Pictures do not belong in the copy; restate the records below word for word.

╭─ Data rows

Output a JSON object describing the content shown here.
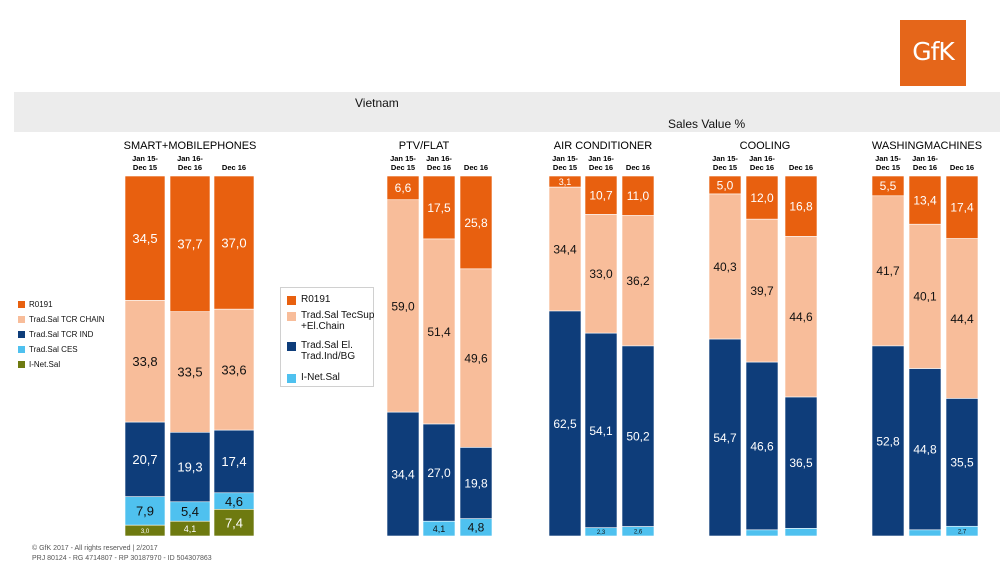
{
  "logo_text": "GfK",
  "header": {
    "country": "Vietnam",
    "measure": "Sales Value %"
  },
  "colors": {
    "R0191": "#e8600f",
    "Chain": "#f8bd9a",
    "Ind": "#0e3d7a",
    "CES": "#4fc1ef",
    "INet": "#6e7a10"
  },
  "legends": [
    {
      "items": [
        {
          "label": "R0191",
          "color": "#e8600f"
        },
        {
          "label": "Trad.Sal TCR CHAIN",
          "color": "#f8bd9a"
        },
        {
          "label": "Trad.Sal TCR IND",
          "color": "#0e3d7a"
        },
        {
          "label": "Trad.Sal CES",
          "color": "#4fc1ef"
        },
        {
          "label": "I-Net.Sal",
          "color": "#6e7a10"
        }
      ]
    },
    {
      "items": [
        {
          "label": "R0191",
          "color": "#e8600f"
        },
        {
          "label": "Trad.Sal TecSup\n+El.Chain",
          "color": "#f8bd9a"
        },
        {
          "label": "Trad.Sal El.\nTrad.Ind/BG",
          "color": "#0e3d7a"
        },
        {
          "label": "I-Net.Sal",
          "color": "#4fc1ef"
        }
      ]
    }
  ],
  "chart_data": {
    "type": "bar",
    "stacked": true,
    "unit": "%",
    "ylim": [
      0,
      100
    ],
    "groups": [
      {
        "title": "SMART+MOBILEPHONES",
        "periods": [
          "Jan 15-\nDec 15",
          "Jan 16-\nDec 16",
          "Dec 16"
        ],
        "series": [
          {
            "name": "R0191",
            "color": "#e8600f",
            "values": [
              34.5,
              37.7,
              37.0
            ],
            "labels": [
              "34,5",
              "37,7",
              "37,0"
            ]
          },
          {
            "name": "Trad.Sal TCR CHAIN",
            "color": "#f8bd9a",
            "values": [
              33.8,
              33.5,
              33.6
            ],
            "labels": [
              "33,8",
              "33,5",
              "33,6"
            ]
          },
          {
            "name": "Trad.Sal TCR IND",
            "color": "#0e3d7a",
            "values": [
              20.7,
              19.3,
              17.4
            ],
            "labels": [
              "20,7",
              "19,3",
              "17,4"
            ]
          },
          {
            "name": "Trad.Sal CES",
            "color": "#4fc1ef",
            "values": [
              7.9,
              5.4,
              4.6
            ],
            "labels": [
              "7,9",
              "5,4",
              "4,6"
            ]
          },
          {
            "name": "I-Net.Sal",
            "color": "#6e7a10",
            "values": [
              3.0,
              4.1,
              7.4
            ],
            "labels": [
              "3,0",
              "4,1",
              "7,4"
            ]
          }
        ]
      },
      {
        "title": "PTV/FLAT",
        "periods": [
          "Jan 15-\nDec 15",
          "Jan 16-\nDec 16",
          "Dec 16"
        ],
        "series": [
          {
            "name": "R0191",
            "color": "#e8600f",
            "values": [
              6.6,
              17.5,
              25.8
            ],
            "labels": [
              "6,6",
              "17,5",
              "25,8"
            ]
          },
          {
            "name": "Trad.Sal TecSup\n+El.Chain",
            "color": "#f8bd9a",
            "values": [
              59.0,
              51.4,
              49.6
            ],
            "labels": [
              "59,0",
              "51,4",
              "49,6"
            ]
          },
          {
            "name": "Trad.Sal El.\nTrad.Ind/BG",
            "color": "#0e3d7a",
            "values": [
              34.4,
              27.0,
              19.8
            ],
            "labels": [
              "34,4",
              "27,0",
              "19,8"
            ]
          },
          {
            "name": "I-Net.Sal",
            "color": "#4fc1ef",
            "values": [
              0,
              4.1,
              4.8
            ],
            "labels": [
              "",
              "4,1",
              "4,8"
            ]
          }
        ]
      },
      {
        "title": "AIR CONDITIONER",
        "periods": [
          "Jan 15-\nDec 15",
          "Jan 16-\nDec 16",
          "Dec 16"
        ],
        "series": [
          {
            "name": "R0191",
            "color": "#e8600f",
            "values": [
              3.1,
              10.7,
              11.0
            ],
            "labels": [
              "3,1",
              "10,7",
              "11,0"
            ]
          },
          {
            "name": "Trad.Sal TecSup\n+El.Chain",
            "color": "#f8bd9a",
            "values": [
              34.4,
              33.0,
              36.2
            ],
            "labels": [
              "34,4",
              "33,0",
              "36,2"
            ]
          },
          {
            "name": "Trad.Sal El.\nTrad.Ind/BG",
            "color": "#0e3d7a",
            "values": [
              62.5,
              54.1,
              50.2
            ],
            "labels": [
              "62,5",
              "54,1",
              "50,2"
            ]
          },
          {
            "name": "I-Net.Sal",
            "color": "#4fc1ef",
            "values": [
              0,
              2.3,
              2.6
            ],
            "labels": [
              "",
              "2,3",
              "2,6"
            ]
          }
        ]
      },
      {
        "title": "COOLING",
        "periods": [
          "Jan 15-\nDec 15",
          "Jan 16-\nDec 16",
          "Dec 16"
        ],
        "series": [
          {
            "name": "R0191",
            "color": "#e8600f",
            "values": [
              5.0,
              12.0,
              16.8
            ],
            "labels": [
              "5,0",
              "12,0",
              "16,8"
            ]
          },
          {
            "name": "Trad.Sal TecSup\n+El.Chain",
            "color": "#f8bd9a",
            "values": [
              40.3,
              39.7,
              44.6
            ],
            "labels": [
              "40,3",
              "39,7",
              "44,6"
            ]
          },
          {
            "name": "Trad.Sal El.\nTrad.Ind/BG",
            "color": "#0e3d7a",
            "values": [
              54.7,
              46.6,
              36.5
            ],
            "labels": [
              "54,7",
              "46,6",
              "36,5"
            ]
          },
          {
            "name": "I-Net.Sal",
            "color": "#4fc1ef",
            "values": [
              0,
              1.7,
              2.1
            ],
            "labels": [
              "",
              "",
              ""
            ]
          }
        ]
      },
      {
        "title": "WASHINGMACHINES",
        "periods": [
          "Jan 15-\nDec 15",
          "Jan 16-\nDec 16",
          "Dec 16"
        ],
        "series": [
          {
            "name": "R0191",
            "color": "#e8600f",
            "values": [
              5.5,
              13.4,
              17.4
            ],
            "labels": [
              "5,5",
              "13,4",
              "17,4"
            ]
          },
          {
            "name": "Trad.Sal TecSup\n+El.Chain",
            "color": "#f8bd9a",
            "values": [
              41.7,
              40.1,
              44.4
            ],
            "labels": [
              "41,7",
              "40,1",
              "44,4"
            ]
          },
          {
            "name": "Trad.Sal El.\nTrad.Ind/BG",
            "color": "#0e3d7a",
            "values": [
              52.8,
              44.8,
              35.5
            ],
            "labels": [
              "52,8",
              "44,8",
              "35,5"
            ]
          },
          {
            "name": "I-Net.Sal",
            "color": "#4fc1ef",
            "values": [
              0,
              1.7,
              2.7
            ],
            "labels": [
              "",
              "",
              "2,7"
            ]
          }
        ]
      }
    ]
  },
  "footer": {
    "line1": "© GfK 2017 - All rights reserved | 2/2017",
    "line2": "PRJ 80124 - RG 4714807 - RP 30187970 - ID 504307863"
  }
}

╰─

- Result
Output a JSON object describing the content shown here.
{
  "logo_text": "GfK",
  "header": {
    "country": "Vietnam",
    "measure": "Sales Value %"
  },
  "colors": {
    "R0191": "#e8600f",
    "Chain": "#f8bd9a",
    "Ind": "#0e3d7a",
    "CES": "#4fc1ef",
    "INet": "#6e7a10"
  },
  "legends": [
    {
      "items": [
        {
          "label": "R0191",
          "color": "#e8600f"
        },
        {
          "label": "Trad.Sal TCR CHAIN",
          "color": "#f8bd9a"
        },
        {
          "label": "Trad.Sal TCR IND",
          "color": "#0e3d7a"
        },
        {
          "label": "Trad.Sal CES",
          "color": "#4fc1ef"
        },
        {
          "label": "I-Net.Sal",
          "color": "#6e7a10"
        }
      ]
    },
    {
      "items": [
        {
          "label": "R0191",
          "color": "#e8600f"
        },
        {
          "label": "Trad.Sal TecSup\n+El.Chain",
          "color": "#f8bd9a"
        },
        {
          "label": "Trad.Sal El.\nTrad.Ind/BG",
          "color": "#0e3d7a"
        },
        {
          "label": "I-Net.Sal",
          "color": "#4fc1ef"
        }
      ]
    }
  ],
  "chart_data": {
    "type": "bar",
    "stacked": true,
    "unit": "%",
    "ylim": [
      0,
      100
    ],
    "groups": [
      {
        "title": "SMART+MOBILEPHONES",
        "periods": [
          "Jan 15-\nDec 15",
          "Jan 16-\nDec 16",
          "Dec 16"
        ],
        "series": [
          {
            "name": "R0191",
            "color": "#e8600f",
            "values": [
              34.5,
              37.7,
              37.0
            ],
            "labels": [
              "34,5",
              "37,7",
              "37,0"
            ]
          },
          {
            "name": "Trad.Sal TCR CHAIN",
            "color": "#f8bd9a",
            "values": [
              33.8,
              33.5,
              33.6
            ],
            "labels": [
              "33,8",
              "33,5",
              "33,6"
            ]
          },
          {
            "name": "Trad.Sal TCR IND",
            "color": "#0e3d7a",
            "values": [
              20.7,
              19.3,
              17.4
            ],
            "labels": [
              "20,7",
              "19,3",
              "17,4"
            ]
          },
          {
            "name": "Trad.Sal CES",
            "color": "#4fc1ef",
            "values": [
              7.9,
              5.4,
              4.6
            ],
            "labels": [
              "7,9",
              "5,4",
              "4,6"
            ]
          },
          {
            "name": "I-Net.Sal",
            "color": "#6e7a10",
            "values": [
              3.0,
              4.1,
              7.4
            ],
            "labels": [
              "3,0",
              "4,1",
              "7,4"
            ]
          }
        ]
      },
      {
        "title": "PTV/FLAT",
        "periods": [
          "Jan 15-\nDec 15",
          "Jan 16-\nDec 16",
          "Dec 16"
        ],
        "series": [
          {
            "name": "R0191",
            "color": "#e8600f",
            "values": [
              6.6,
              17.5,
              25.8
            ],
            "labels": [
              "6,6",
              "17,5",
              "25,8"
            ]
          },
          {
            "name": "Trad.Sal TecSup\n+El.Chain",
            "color": "#f8bd9a",
            "values": [
              59.0,
              51.4,
              49.6
            ],
            "labels": [
              "59,0",
              "51,4",
              "49,6"
            ]
          },
          {
            "name": "Trad.Sal El.\nTrad.Ind/BG",
            "color": "#0e3d7a",
            "values": [
              34.4,
              27.0,
              19.8
            ],
            "labels": [
              "34,4",
              "27,0",
              "19,8"
            ]
          },
          {
            "name": "I-Net.Sal",
            "color": "#4fc1ef",
            "values": [
              0,
              4.1,
              4.8
            ],
            "labels": [
              "",
              "4,1",
              "4,8"
            ]
          }
        ]
      },
      {
        "title": "AIR CONDITIONER",
        "periods": [
          "Jan 15-\nDec 15",
          "Jan 16-\nDec 16",
          "Dec 16"
        ],
        "series": [
          {
            "name": "R0191",
            "color": "#e8600f",
            "values": [
              3.1,
              10.7,
              11.0
            ],
            "labels": [
              "3,1",
              "10,7",
              "11,0"
            ]
          },
          {
            "name": "Trad.Sal TecSup\n+El.Chain",
            "color": "#f8bd9a",
            "values": [
              34.4,
              33.0,
              36.2
            ],
            "labels": [
              "34,4",
              "33,0",
              "36,2"
            ]
          },
          {
            "name": "Trad.Sal El.\nTrad.Ind/BG",
            "color": "#0e3d7a",
            "values": [
              62.5,
              54.1,
              50.2
            ],
            "labels": [
              "62,5",
              "54,1",
              "50,2"
            ]
          },
          {
            "name": "I-Net.Sal",
            "color": "#4fc1ef",
            "values": [
              0,
              2.3,
              2.6
            ],
            "labels": [
              "",
              "2,3",
              "2,6"
            ]
          }
        ]
      },
      {
        "title": "COOLING",
        "periods": [
          "Jan 15-\nDec 15",
          "Jan 16-\nDec 16",
          "Dec 16"
        ],
        "series": [
          {
            "name": "R0191",
            "color": "#e8600f",
            "values": [
              5.0,
              12.0,
              16.8
            ],
            "labels": [
              "5,0",
              "12,0",
              "16,8"
            ]
          },
          {
            "name": "Trad.Sal TecSup\n+El.Chain",
            "color": "#f8bd9a",
            "values": [
              40.3,
              39.7,
              44.6
            ],
            "labels": [
              "40,3",
              "39,7",
              "44,6"
            ]
          },
          {
            "name": "Trad.Sal El.\nTrad.Ind/BG",
            "color": "#0e3d7a",
            "values": [
              54.7,
              46.6,
              36.5
            ],
            "labels": [
              "54,7",
              "46,6",
              "36,5"
            ]
          },
          {
            "name": "I-Net.Sal",
            "color": "#4fc1ef",
            "values": [
              0,
              1.7,
              2.1
            ],
            "labels": [
              "",
              "",
              ""
            ]
          }
        ]
      },
      {
        "title": "WASHINGMACHINES",
        "periods": [
          "Jan 15-\nDec 15",
          "Jan 16-\nDec 16",
          "Dec 16"
        ],
        "series": [
          {
            "name": "R0191",
            "color": "#e8600f",
            "values": [
              5.5,
              13.4,
              17.4
            ],
            "labels": [
              "5,5",
              "13,4",
              "17,4"
            ]
          },
          {
            "name": "Trad.Sal TecSup\n+El.Chain",
            "color": "#f8bd9a",
            "values": [
              41.7,
              40.1,
              44.4
            ],
            "labels": [
              "41,7",
              "40,1",
              "44,4"
            ]
          },
          {
            "name": "Trad.Sal El.\nTrad.Ind/BG",
            "color": "#0e3d7a",
            "values": [
              52.8,
              44.8,
              35.5
            ],
            "labels": [
              "52,8",
              "44,8",
              "35,5"
            ]
          },
          {
            "name": "I-Net.Sal",
            "color": "#4fc1ef",
            "values": [
              0,
              1.7,
              2.7
            ],
            "labels": [
              "",
              "",
              "2,7"
            ]
          }
        ]
      }
    ]
  },
  "footer": {
    "line1": "© GfK 2017 - All rights reserved | 2/2017",
    "line2": "PRJ 80124 - RG 4714807 - RP 30187970 - ID 504307863"
  }
}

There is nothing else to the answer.